§ What you have to do:
Reproduce the records below in their entirety, character for character.

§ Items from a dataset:
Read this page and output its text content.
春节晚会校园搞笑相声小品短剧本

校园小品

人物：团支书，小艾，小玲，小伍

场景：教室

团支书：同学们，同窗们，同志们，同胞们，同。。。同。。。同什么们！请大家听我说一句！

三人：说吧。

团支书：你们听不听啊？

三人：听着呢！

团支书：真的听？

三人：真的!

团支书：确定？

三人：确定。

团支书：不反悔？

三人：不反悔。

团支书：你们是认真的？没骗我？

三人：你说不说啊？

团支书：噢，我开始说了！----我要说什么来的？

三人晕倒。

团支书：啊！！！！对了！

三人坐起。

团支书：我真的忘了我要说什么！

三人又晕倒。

§ Written solution:
Read this page and output its text content.
春节晚会校园搞笑相声小品短剧本

校园小品

人物：团支书，小艾，小玲，小伍

场景：教室

团支书：同学们，同窗们，同志们，同胞们，同。。。同。。。同什么们！请大家听我说一句！

三人：说吧。

团支书：你们听不听啊？

三人：听着呢！

团支书：真的听？

三人：真的!

团支书：确定？

三人：确定。

团支书：不反悔？

三人：不反悔。

团支书：你们是认真的？没骗我？

三人：你说不说啊？

团支书：噢，我开始说了！----我要说什么来的？

三人晕倒。

团支书：啊！！！！对了！

三人坐起。

团支书：我真的忘了我要说什么！

三人又晕倒。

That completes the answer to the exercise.